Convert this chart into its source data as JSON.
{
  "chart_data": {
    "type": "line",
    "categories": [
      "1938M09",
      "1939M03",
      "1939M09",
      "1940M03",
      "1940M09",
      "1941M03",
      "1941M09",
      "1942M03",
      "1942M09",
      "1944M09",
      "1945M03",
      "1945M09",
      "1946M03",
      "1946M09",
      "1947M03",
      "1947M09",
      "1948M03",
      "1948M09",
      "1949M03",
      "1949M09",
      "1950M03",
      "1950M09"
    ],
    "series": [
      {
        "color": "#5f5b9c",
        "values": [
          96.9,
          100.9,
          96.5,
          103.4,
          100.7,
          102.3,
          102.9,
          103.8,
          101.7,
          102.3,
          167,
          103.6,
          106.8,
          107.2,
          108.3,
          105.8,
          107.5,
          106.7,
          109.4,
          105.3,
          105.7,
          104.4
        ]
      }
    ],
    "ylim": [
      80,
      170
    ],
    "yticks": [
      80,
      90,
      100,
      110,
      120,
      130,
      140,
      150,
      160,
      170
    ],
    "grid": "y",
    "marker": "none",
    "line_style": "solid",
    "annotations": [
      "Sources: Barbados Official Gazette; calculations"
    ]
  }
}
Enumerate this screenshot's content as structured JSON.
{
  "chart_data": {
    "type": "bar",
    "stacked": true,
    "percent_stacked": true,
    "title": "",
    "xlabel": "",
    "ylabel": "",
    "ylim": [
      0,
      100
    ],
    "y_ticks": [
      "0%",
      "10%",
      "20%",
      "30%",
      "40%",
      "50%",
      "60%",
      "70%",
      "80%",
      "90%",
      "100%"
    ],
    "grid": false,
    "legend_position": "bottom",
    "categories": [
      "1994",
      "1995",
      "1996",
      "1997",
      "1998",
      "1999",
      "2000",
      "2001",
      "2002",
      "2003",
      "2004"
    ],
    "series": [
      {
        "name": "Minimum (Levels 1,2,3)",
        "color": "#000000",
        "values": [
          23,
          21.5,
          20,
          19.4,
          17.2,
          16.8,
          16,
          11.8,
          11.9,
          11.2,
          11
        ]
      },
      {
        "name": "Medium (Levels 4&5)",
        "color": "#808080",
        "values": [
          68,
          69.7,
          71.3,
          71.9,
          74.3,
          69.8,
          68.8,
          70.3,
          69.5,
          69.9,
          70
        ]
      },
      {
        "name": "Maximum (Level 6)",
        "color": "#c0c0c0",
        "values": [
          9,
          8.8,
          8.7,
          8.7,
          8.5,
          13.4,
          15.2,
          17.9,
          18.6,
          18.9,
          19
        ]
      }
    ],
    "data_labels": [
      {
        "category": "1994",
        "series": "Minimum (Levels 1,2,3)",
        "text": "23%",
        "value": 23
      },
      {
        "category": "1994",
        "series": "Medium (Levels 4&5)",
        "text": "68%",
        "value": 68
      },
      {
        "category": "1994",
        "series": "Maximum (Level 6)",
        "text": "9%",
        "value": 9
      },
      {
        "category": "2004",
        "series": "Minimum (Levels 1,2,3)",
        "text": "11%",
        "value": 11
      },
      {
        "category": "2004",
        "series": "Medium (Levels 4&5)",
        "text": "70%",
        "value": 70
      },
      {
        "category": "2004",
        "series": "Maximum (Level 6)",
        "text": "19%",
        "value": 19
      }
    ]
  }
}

....................

→ **Job**
Print the material once more, exactly.

→ **Complete output**
Convert this chart into its source data as JSON.
{
  "chart_data": {
    "type": "line",
    "categories": [
      "1938M09",
      "1939M03",
      "1939M09",
      "1940M03",
      "1940M09",
      "1941M03",
      "1941M09",
      "1942M03",
      "1942M09",
      "1944M09",
      "1945M03",
      "1945M09",
      "1946M03",
      "1946M09",
      "1947M03",
      "1947M09",
      "1948M03",
      "1948M09",
      "1949M03",
      "1949M09",
      "1950M03",
      "1950M09"
    ],
    "series": [
      {
        "color": "#5f5b9c",
        "values": [
          96.9,
          100.9,
          96.5,
          103.4,
          100.7,
          102.3,
          102.9,
          103.8,
          101.7,
          102.3,
          167,
          103.6,
          106.8,
          107.2,
          108.3,
          105.8,
          107.5,
          106.7,
          109.4,
          105.3,
          105.7,
          104.4
        ]
      }
    ],
    "ylim": [
      80,
      170
    ],
    "yticks": [
      80,
      90,
      100,
      110,
      120,
      130,
      140,
      150,
      160,
      170
    ],
    "grid": "y",
    "marker": "none",
    "line_style": "solid",
    "annotations": [
      "Sources: Barbados Official Gazette; calculations"
    ]
  }
}
Enumerate this screenshot's content as structured JSON.
{
  "chart_data": {
    "type": "bar",
    "stacked": true,
    "percent_stacked": true,
    "title": "",
    "xlabel": "",
    "ylabel": "",
    "ylim": [
      0,
      100
    ],
    "y_ticks": [
      "0%",
      "10%",
      "20%",
      "30%",
      "40%",
      "50%",
      "60%",
      "70%",
      "80%",
      "90%",
      "100%"
    ],
    "grid": false,
    "legend_position": "bottom",
    "categories": [
      "1994",
      "1995",
      "1996",
      "1997",
      "1998",
      "1999",
      "2000",
      "2001",
      "2002",
      "2003",
      "2004"
    ],
    "series": [
      {
        "name": "Minimum (Levels 1,2,3)",
        "color": "#000000",
        "values": [
          23,
          21.5,
          20,
          19.4,
          17.2,
          16.8,
          16,
          11.8,
          11.9,
          11.2,
          11
        ]
      },
      {
        "name": "Medium (Levels 4&5)",
        "color": "#808080",
        "values": [
          68,
          69.7,
          71.3,
          71.9,
          74.3,
          69.8,
          68.8,
          70.3,
          69.5,
          69.9,
          70
        ]
      },
      {
        "name": "Maximum (Level 6)",
        "color": "#c0c0c0",
        "values": [
          9,
          8.8,
          8.7,
          8.7,
          8.5,
          13.4,
          15.2,
          17.9,
          18.6,
          18.9,
          19
        ]
      }
    ],
    "data_labels": [
      {
        "category": "1994",
        "series": "Minimum (Levels 1,2,3)",
        "text": "23%",
        "value": 23
      },
      {
        "category": "1994",
        "series": "Medium (Levels 4&5)",
        "text": "68%",
        "value": 68
      },
      {
        "category": "1994",
        "series": "Maximum (Level 6)",
        "text": "9%",
        "value": 9
      },
      {
        "category": "2004",
        "series": "Minimum (Levels 1,2,3)",
        "text": "11%",
        "value": 11
      },
      {
        "category": "2004",
        "series": "Medium (Levels 4&5)",
        "text": "70%",
        "value": 70
      },
      {
        "category": "2004",
        "series": "Maximum (Level 6)",
        "text": "19%",
        "value": 19
      }
    ]
  }
}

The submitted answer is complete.